_EXERCISE DIRECTIONS_:
"Alternating" appears in how many lines of the entries? State only the number.

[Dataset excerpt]

━━━━━━━━━━

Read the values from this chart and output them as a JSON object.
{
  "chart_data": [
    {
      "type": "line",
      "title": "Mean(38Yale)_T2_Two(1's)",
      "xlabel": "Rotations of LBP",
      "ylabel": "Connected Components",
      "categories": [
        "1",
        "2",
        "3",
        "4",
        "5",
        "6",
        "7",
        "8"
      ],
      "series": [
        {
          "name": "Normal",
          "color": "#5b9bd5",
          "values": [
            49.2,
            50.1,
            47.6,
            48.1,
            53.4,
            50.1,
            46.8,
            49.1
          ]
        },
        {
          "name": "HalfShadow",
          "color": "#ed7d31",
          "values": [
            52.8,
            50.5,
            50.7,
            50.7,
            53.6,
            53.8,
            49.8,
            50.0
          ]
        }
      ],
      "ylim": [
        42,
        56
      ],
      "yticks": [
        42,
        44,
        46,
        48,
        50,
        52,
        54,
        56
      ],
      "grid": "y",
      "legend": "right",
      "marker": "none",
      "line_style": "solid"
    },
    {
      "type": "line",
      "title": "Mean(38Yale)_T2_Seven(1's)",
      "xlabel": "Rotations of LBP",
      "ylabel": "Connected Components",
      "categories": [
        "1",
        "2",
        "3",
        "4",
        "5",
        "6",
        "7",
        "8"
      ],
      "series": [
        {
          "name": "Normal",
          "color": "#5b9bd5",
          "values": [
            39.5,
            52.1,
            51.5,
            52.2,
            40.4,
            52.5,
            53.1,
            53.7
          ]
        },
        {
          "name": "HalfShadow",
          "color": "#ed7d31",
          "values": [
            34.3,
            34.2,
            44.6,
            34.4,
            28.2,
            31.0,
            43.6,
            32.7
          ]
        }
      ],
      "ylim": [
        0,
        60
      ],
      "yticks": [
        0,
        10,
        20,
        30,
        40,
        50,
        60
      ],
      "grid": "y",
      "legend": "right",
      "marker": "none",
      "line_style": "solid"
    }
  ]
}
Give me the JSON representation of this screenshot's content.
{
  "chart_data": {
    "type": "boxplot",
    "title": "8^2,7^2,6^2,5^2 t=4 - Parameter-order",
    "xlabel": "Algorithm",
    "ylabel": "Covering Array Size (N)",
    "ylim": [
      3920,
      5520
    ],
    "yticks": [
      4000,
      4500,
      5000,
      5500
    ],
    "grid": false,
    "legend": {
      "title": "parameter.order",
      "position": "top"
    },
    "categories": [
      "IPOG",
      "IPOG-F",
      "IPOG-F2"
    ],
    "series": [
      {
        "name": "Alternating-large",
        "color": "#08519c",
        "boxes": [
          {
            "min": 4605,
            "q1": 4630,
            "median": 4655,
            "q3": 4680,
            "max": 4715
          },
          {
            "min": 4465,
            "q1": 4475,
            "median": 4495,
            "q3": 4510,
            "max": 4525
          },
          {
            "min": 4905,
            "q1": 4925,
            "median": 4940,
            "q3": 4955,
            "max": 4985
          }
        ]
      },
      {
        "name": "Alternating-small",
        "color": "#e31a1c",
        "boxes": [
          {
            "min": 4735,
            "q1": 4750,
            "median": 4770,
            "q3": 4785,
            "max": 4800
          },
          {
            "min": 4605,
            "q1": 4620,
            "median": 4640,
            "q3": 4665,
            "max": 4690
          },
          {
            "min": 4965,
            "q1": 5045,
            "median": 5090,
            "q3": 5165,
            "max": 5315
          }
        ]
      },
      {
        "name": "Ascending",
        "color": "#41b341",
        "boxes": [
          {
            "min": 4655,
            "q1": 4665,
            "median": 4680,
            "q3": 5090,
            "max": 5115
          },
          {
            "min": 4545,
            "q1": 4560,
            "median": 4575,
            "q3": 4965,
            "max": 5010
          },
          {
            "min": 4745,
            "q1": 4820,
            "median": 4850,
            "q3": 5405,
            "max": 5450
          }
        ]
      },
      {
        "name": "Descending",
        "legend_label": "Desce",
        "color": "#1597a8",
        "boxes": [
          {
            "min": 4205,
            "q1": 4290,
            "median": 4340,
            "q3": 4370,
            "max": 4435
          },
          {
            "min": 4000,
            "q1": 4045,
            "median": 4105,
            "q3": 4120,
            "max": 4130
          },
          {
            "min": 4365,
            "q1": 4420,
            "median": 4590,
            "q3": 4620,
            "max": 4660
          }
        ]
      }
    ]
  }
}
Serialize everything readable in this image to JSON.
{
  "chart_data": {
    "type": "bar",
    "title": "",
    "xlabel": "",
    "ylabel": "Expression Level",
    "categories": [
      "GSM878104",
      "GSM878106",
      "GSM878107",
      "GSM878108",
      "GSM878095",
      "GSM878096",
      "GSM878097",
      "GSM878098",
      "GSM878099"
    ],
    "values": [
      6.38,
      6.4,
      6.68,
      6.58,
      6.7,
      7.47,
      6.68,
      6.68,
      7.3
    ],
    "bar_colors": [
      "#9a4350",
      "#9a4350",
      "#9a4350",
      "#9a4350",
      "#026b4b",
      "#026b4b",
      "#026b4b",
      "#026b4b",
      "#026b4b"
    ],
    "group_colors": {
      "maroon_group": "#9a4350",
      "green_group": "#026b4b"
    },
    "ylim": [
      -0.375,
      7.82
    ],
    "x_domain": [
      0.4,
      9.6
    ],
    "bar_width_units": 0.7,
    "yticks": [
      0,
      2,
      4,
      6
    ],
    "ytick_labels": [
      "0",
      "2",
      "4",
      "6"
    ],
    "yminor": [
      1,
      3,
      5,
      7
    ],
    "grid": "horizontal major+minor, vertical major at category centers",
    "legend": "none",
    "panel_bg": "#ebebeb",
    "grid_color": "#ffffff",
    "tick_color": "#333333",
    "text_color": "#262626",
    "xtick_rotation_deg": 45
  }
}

━━━━━━━━━━

_ANSWER FOR THE TASK_:
2